• [What is asked] Print the entries verbatim, leaving out the images they contain.

---

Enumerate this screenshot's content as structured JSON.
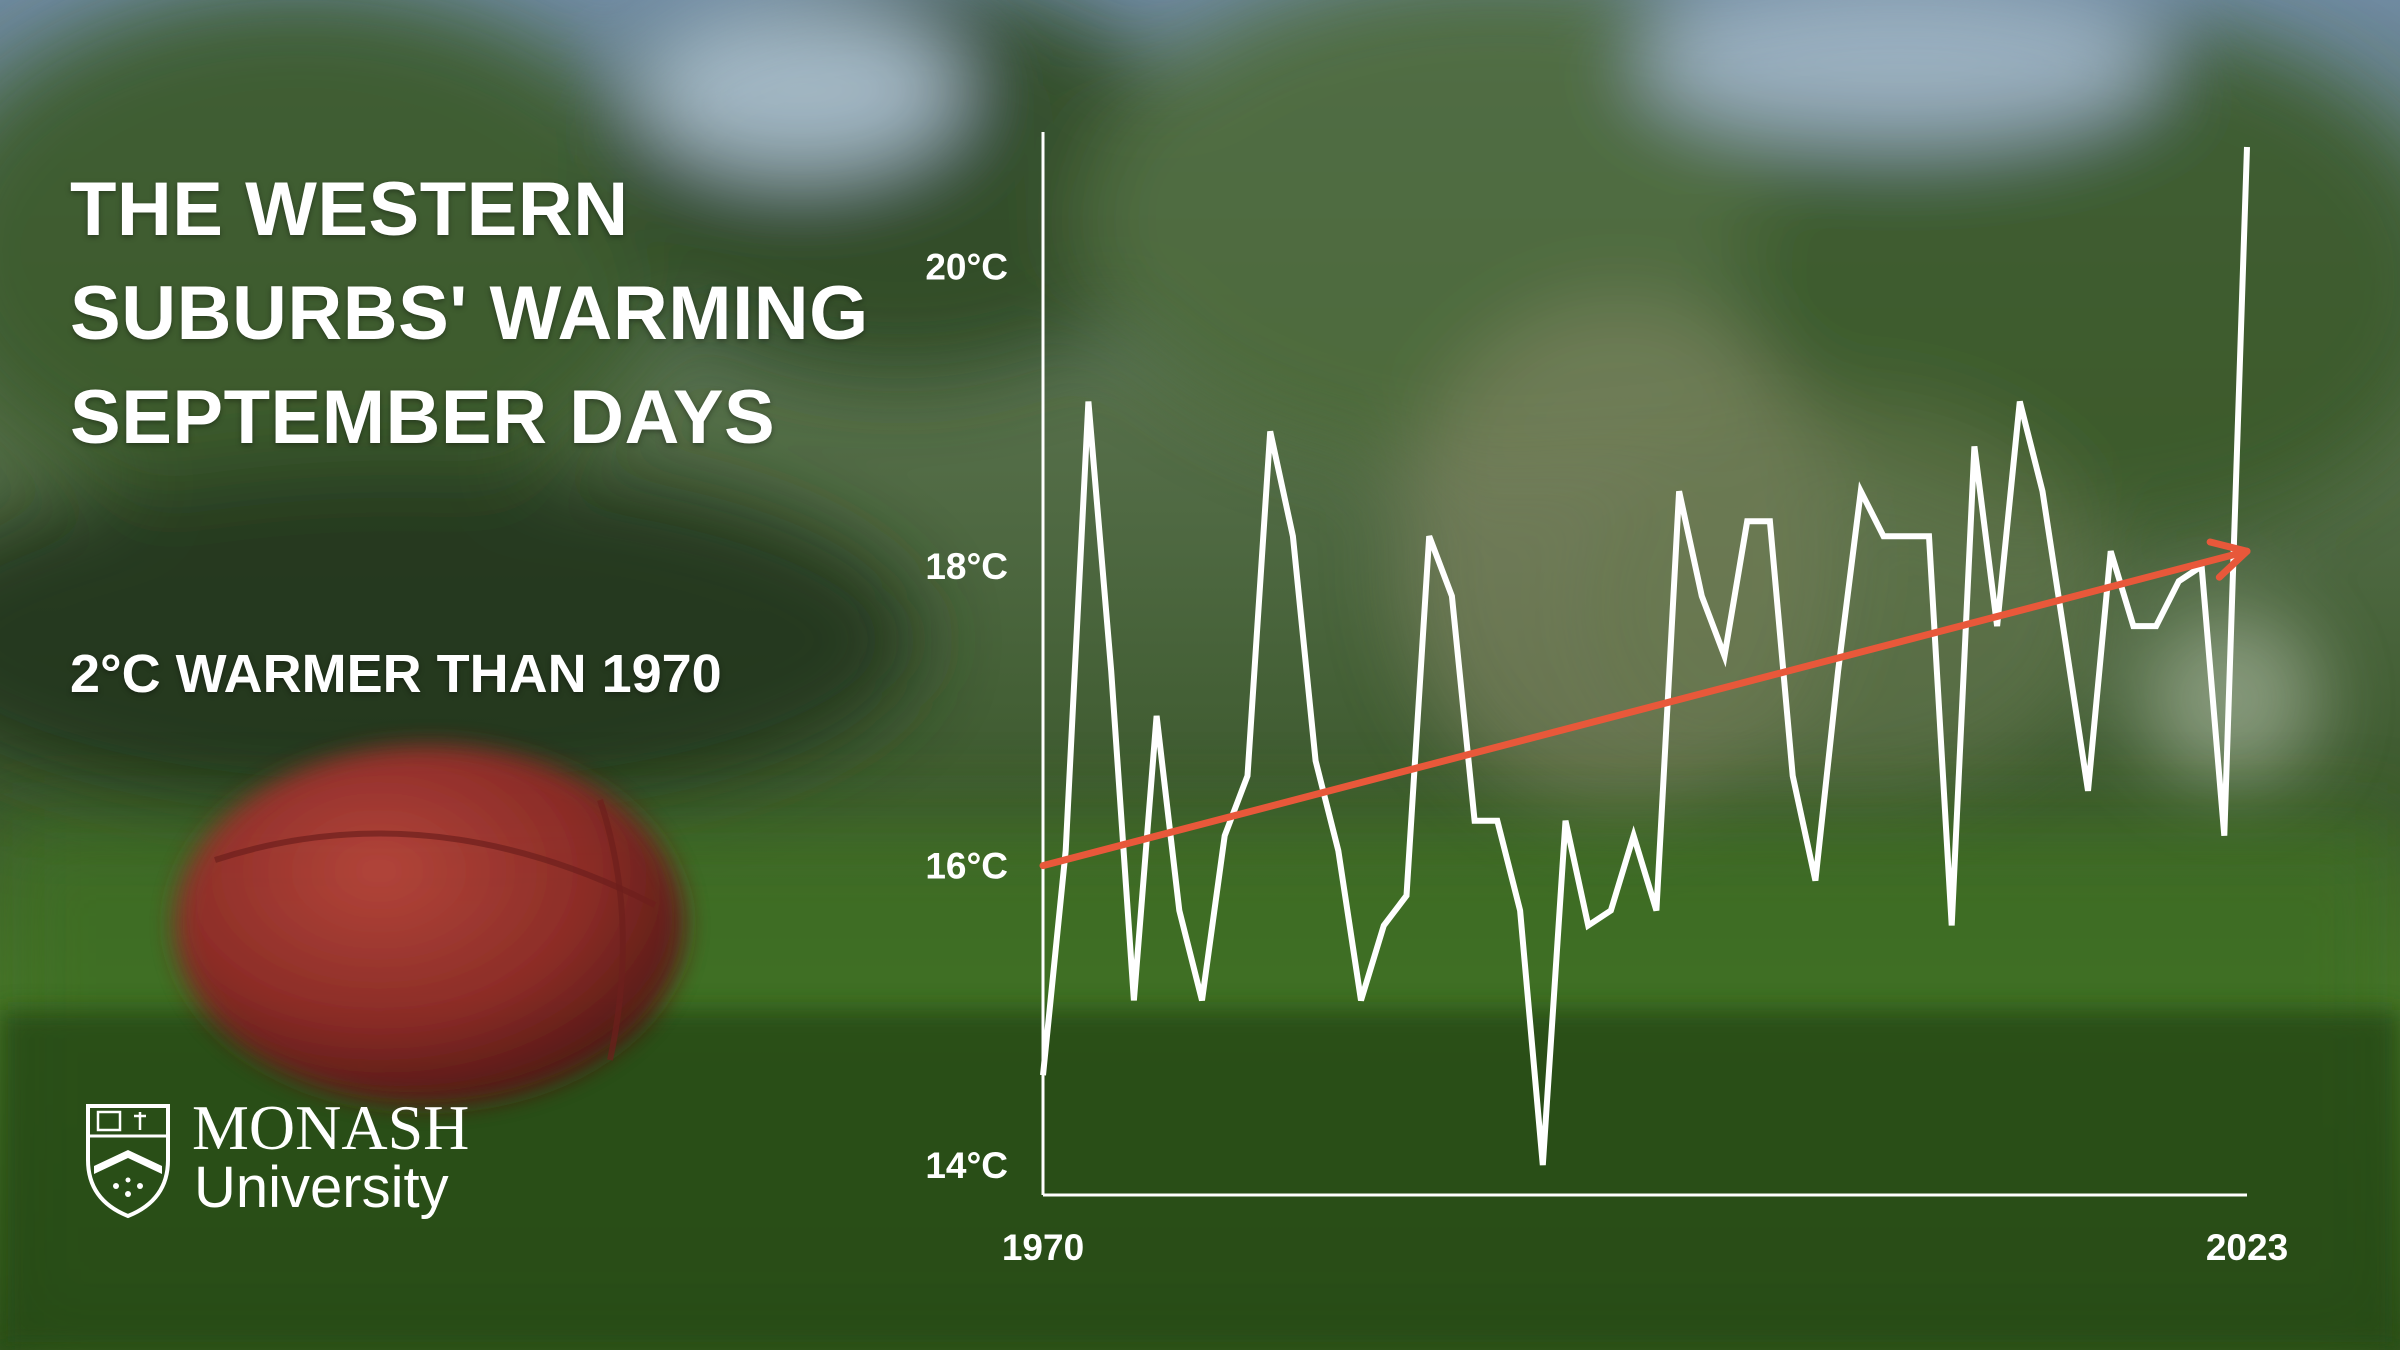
{
  "title_lines": [
    "THE WESTERN",
    "SUBURBS' WARMING",
    "SEPTEMBER DAYS"
  ],
  "subtitle": "2°C WARMER THAN 1970",
  "logo": {
    "name": "MONASH",
    "sub": "University"
  },
  "colors": {
    "line": "#ffffff",
    "trend": "#e8583a",
    "sky": "#8fa5b8",
    "foliage": "#3c5a2c",
    "grass": "#2f5a1c",
    "ball": "#9a2f2c"
  },
  "chart_data": {
    "type": "line",
    "x_range": [
      1970,
      2023
    ],
    "ylim": [
      13.8,
      20.9
    ],
    "grid": false,
    "y_ticks": [
      14,
      16,
      18,
      20
    ],
    "y_tick_labels": [
      "14°C",
      "16°C",
      "18°C",
      "20°C"
    ],
    "x_tick_labels": [
      "1970",
      "2023"
    ],
    "x_ticks": [
      1970,
      2023
    ],
    "x": [
      1970,
      1971,
      1972,
      1973,
      1974,
      1975,
      1976,
      1977,
      1978,
      1979,
      1980,
      1981,
      1982,
      1983,
      1984,
      1985,
      1986,
      1987,
      1988,
      1989,
      1990,
      1991,
      1992,
      1993,
      1994,
      1995,
      1996,
      1997,
      1998,
      1999,
      2000,
      2001,
      2002,
      2003,
      2004,
      2005,
      2006,
      2007,
      2008,
      2009,
      2010,
      2011,
      2012,
      2013,
      2014,
      2015,
      2016,
      2017,
      2018,
      2019,
      2020,
      2021,
      2022,
      2023
    ],
    "series": [
      {
        "values": [
          14.6,
          16.1,
          19.1,
          17.3,
          15.1,
          17.0,
          15.7,
          15.1,
          16.2,
          16.6,
          18.9,
          18.2,
          16.7,
          16.1,
          15.1,
          15.6,
          15.8,
          18.2,
          17.8,
          16.3,
          16.3,
          15.7,
          14.0,
          16.3,
          15.6,
          15.7,
          16.2,
          15.7,
          18.5,
          17.8,
          17.4,
          18.3,
          18.3,
          16.6,
          15.9,
          17.3,
          18.5,
          18.2,
          18.2,
          18.2,
          15.6,
          18.8,
          17.6,
          19.1,
          18.5,
          17.5,
          16.5,
          18.1,
          17.6,
          17.6,
          17.9,
          18.0,
          16.2,
          20.8
        ]
      }
    ],
    "trend": {
      "x": [
        1970,
        2023
      ],
      "values": [
        16.0,
        18.1
      ]
    }
  }
}
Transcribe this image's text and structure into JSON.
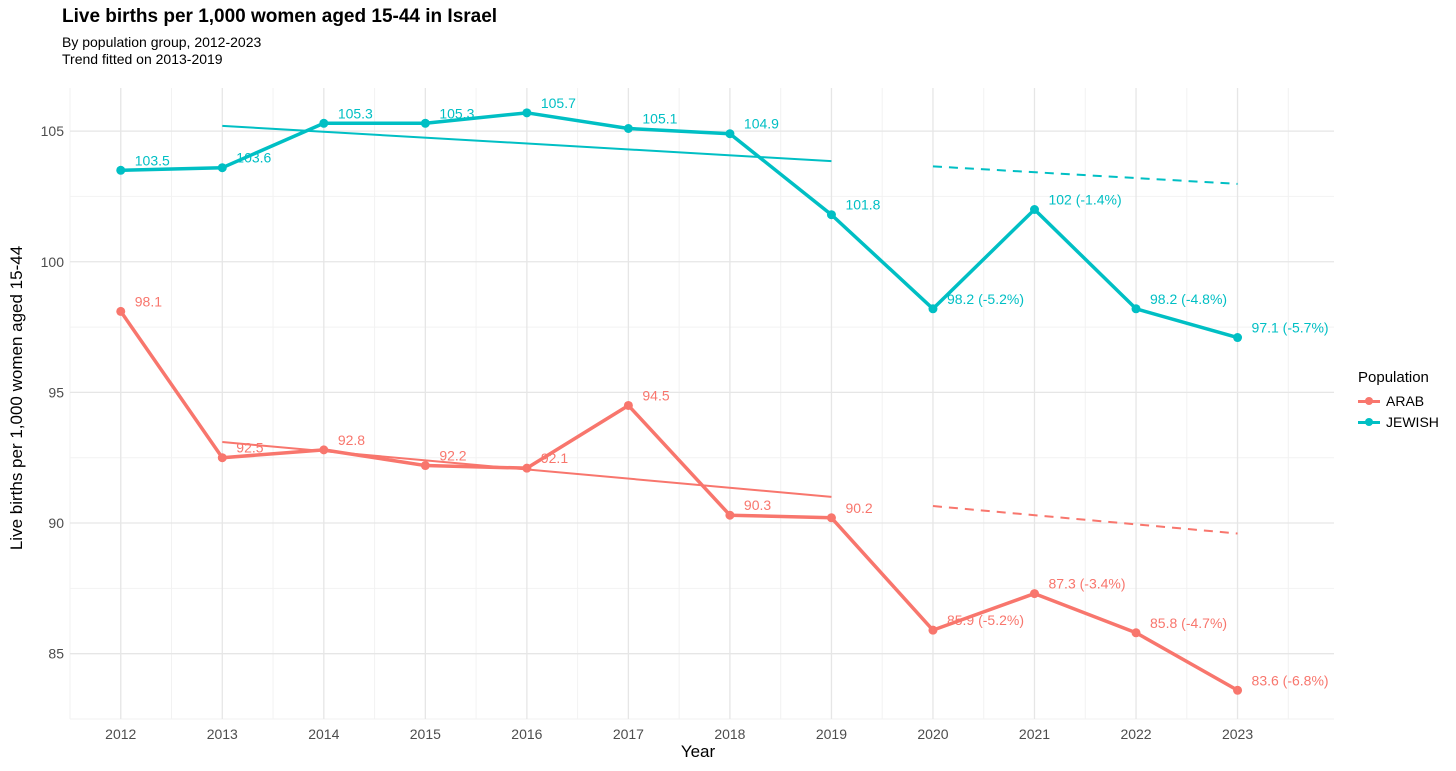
{
  "chart_data": {
    "type": "line",
    "title": "Live births per 1,000 women aged 15-44 in Israel",
    "subtitle_line1": "By population group, 2012-2023",
    "subtitle_line2": "Trend fitted on 2013-2019",
    "xlabel": "Year",
    "ylabel": "Live births per 1,000 women aged 15-44",
    "x": [
      2012,
      2013,
      2014,
      2015,
      2016,
      2017,
      2018,
      2019,
      2020,
      2021,
      2022,
      2023
    ],
    "xlim": [
      2011.5,
      2023.95
    ],
    "ylim": [
      82.5,
      106.65
    ],
    "yticks": [
      85,
      90,
      95,
      100,
      105
    ],
    "grid": true,
    "legend_title": "Population",
    "legend_position": "right",
    "series": [
      {
        "name": "ARAB",
        "color": "#F8766D",
        "values": [
          98.1,
          92.5,
          92.8,
          92.2,
          92.1,
          94.5,
          90.3,
          90.2,
          85.9,
          87.3,
          85.8,
          83.6
        ],
        "labels": [
          "98.1",
          "92.5",
          "92.8",
          "92.2",
          "92.1",
          "94.5",
          "90.3",
          "90.2",
          "85.9 (-5.2%)",
          "87.3 (-3.4%)",
          "85.8 (-4.7%)",
          "83.6 (-6.8%)"
        ],
        "trend_fit": {
          "x": [
            2013,
            2019
          ],
          "y": [
            93.1,
            91.0
          ]
        },
        "trend_projection": {
          "x": [
            2020,
            2023
          ],
          "y": [
            90.65,
            89.6
          ]
        }
      },
      {
        "name": "JEWISH",
        "color": "#00BFC4",
        "values": [
          103.5,
          103.6,
          105.3,
          105.3,
          105.7,
          105.1,
          104.9,
          101.8,
          98.2,
          102.0,
          98.2,
          97.1
        ],
        "labels": [
          "103.5",
          "103.6",
          "105.3",
          "105.3",
          "105.7",
          "105.1",
          "104.9",
          "101.8",
          "98.2 (-5.2%)",
          "102 (-1.4%)",
          "98.2 (-4.8%)",
          "97.1 (-5.7%)"
        ],
        "trend_fit": {
          "x": [
            2013,
            2019
          ],
          "y": [
            105.2,
            103.85
          ]
        },
        "trend_projection": {
          "x": [
            2020,
            2023
          ],
          "y": [
            103.65,
            102.98
          ]
        }
      }
    ]
  }
}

---

• [Response to the task]
Enumerate this screenshot's content as structured JSON.
{
  "title_lines": [
    "THE WESTERN",
    "SUBURBS' WARMING",
    "SEPTEMBER DAYS"
  ],
  "subtitle": "2°C WARMER THAN 1970",
  "logo": {
    "name": "MONASH",
    "sub": "University"
  },
  "colors": {
    "line": "#ffffff",
    "trend": "#e8583a",
    "sky": "#8fa5b8",
    "foliage": "#3c5a2c",
    "grass": "#2f5a1c",
    "ball": "#9a2f2c"
  },
  "chart_data": {
    "type": "line",
    "x_range": [
      1970,
      2023
    ],
    "ylim": [
      13.8,
      20.9
    ],
    "grid": false,
    "y_ticks": [
      14,
      16,
      18,
      20
    ],
    "y_tick_labels": [
      "14°C",
      "16°C",
      "18°C",
      "20°C"
    ],
    "x_tick_labels": [
      "1970",
      "2023"
    ],
    "x_ticks": [
      1970,
      2023
    ],
    "x": [
      1970,
      1971,
      1972,
      1973,
      1974,
      1975,
      1976,
      1977,
      1978,
      1979,
      1980,
      1981,
      1982,
      1983,
      1984,
      1985,
      1986,
      1987,
      1988,
      1989,
      1990,
      1991,
      1992,
      1993,
      1994,
      1995,
      1996,
      1997,
      1998,
      1999,
      2000,
      2001,
      2002,
      2003,
      2004,
      2005,
      2006,
      2007,
      2008,
      2009,
      2010,
      2011,
      2012,
      2013,
      2014,
      2015,
      2016,
      2017,
      2018,
      2019,
      2020,
      2021,
      2022,
      2023
    ],
    "series": [
      {
        "values": [
          14.6,
          16.1,
          19.1,
          17.3,
          15.1,
          17.0,
          15.7,
          15.1,
          16.2,
          16.6,
          18.9,
          18.2,
          16.7,
          16.1,
          15.1,
          15.6,
          15.8,
          18.2,
          17.8,
          16.3,
          16.3,
          15.7,
          14.0,
          16.3,
          15.6,
          15.7,
          16.2,
          15.7,
          18.5,
          17.8,
          17.4,
          18.3,
          18.3,
          16.6,
          15.9,
          17.3,
          18.5,
          18.2,
          18.2,
          18.2,
          15.6,
          18.8,
          17.6,
          19.1,
          18.5,
          17.5,
          16.5,
          18.1,
          17.6,
          17.6,
          17.9,
          18.0,
          16.2,
          20.8
        ]
      }
    ],
    "trend": {
      "x": [
        1970,
        2023
      ],
      "values": [
        16.0,
        18.1
      ]
    }
  }
}
Transcribe this image's text and structure into JSON.
{
  "chart_data": {
    "type": "line",
    "title": "Live births per 1,000 women aged 15-44 in Israel",
    "subtitle_line1": "By population group, 2012-2023",
    "subtitle_line2": "Trend fitted on 2013-2019",
    "xlabel": "Year",
    "ylabel": "Live births per 1,000 women aged 15-44",
    "x": [
      2012,
      2013,
      2014,
      2015,
      2016,
      2017,
      2018,
      2019,
      2020,
      2021,
      2022,
      2023
    ],
    "xlim": [
      2011.5,
      2023.95
    ],
    "ylim": [
      82.5,
      106.65
    ],
    "yticks": [
      85,
      90,
      95,
      100,
      105
    ],
    "grid": true,
    "legend_title": "Population",
    "legend_position": "right",
    "series": [
      {
        "name": "ARAB",
        "color": "#F8766D",
        "values": [
          98.1,
          92.5,
          92.8,
          92.2,
          92.1,
          94.5,
          90.3,
          90.2,
          85.9,
          87.3,
          85.8,
          83.6
        ],
        "labels": [
          "98.1",
          "92.5",
          "92.8",
          "92.2",
          "92.1",
          "94.5",
          "90.3",
          "90.2",
          "85.9 (-5.2%)",
          "87.3 (-3.4%)",
          "85.8 (-4.7%)",
          "83.6 (-6.8%)"
        ],
        "trend_fit": {
          "x": [
            2013,
            2019
          ],
          "y": [
            93.1,
            91.0
          ]
        },
        "trend_projection": {
          "x": [
            2020,
            2023
          ],
          "y": [
            90.65,
            89.6
          ]
        }
      },
      {
        "name": "JEWISH",
        "color": "#00BFC4",
        "values": [
          103.5,
          103.6,
          105.3,
          105.3,
          105.7,
          105.1,
          104.9,
          101.8,
          98.2,
          102.0,
          98.2,
          97.1
        ],
        "labels": [
          "103.5",
          "103.6",
          "105.3",
          "105.3",
          "105.7",
          "105.1",
          "104.9",
          "101.8",
          "98.2 (-5.2%)",
          "102 (-1.4%)",
          "98.2 (-4.8%)",
          "97.1 (-5.7%)"
        ],
        "trend_fit": {
          "x": [
            2013,
            2019
          ],
          "y": [
            105.2,
            103.85
          ]
        },
        "trend_projection": {
          "x": [
            2020,
            2023
          ],
          "y": [
            103.65,
            102.98
          ]
        }
      }
    ]
  }
}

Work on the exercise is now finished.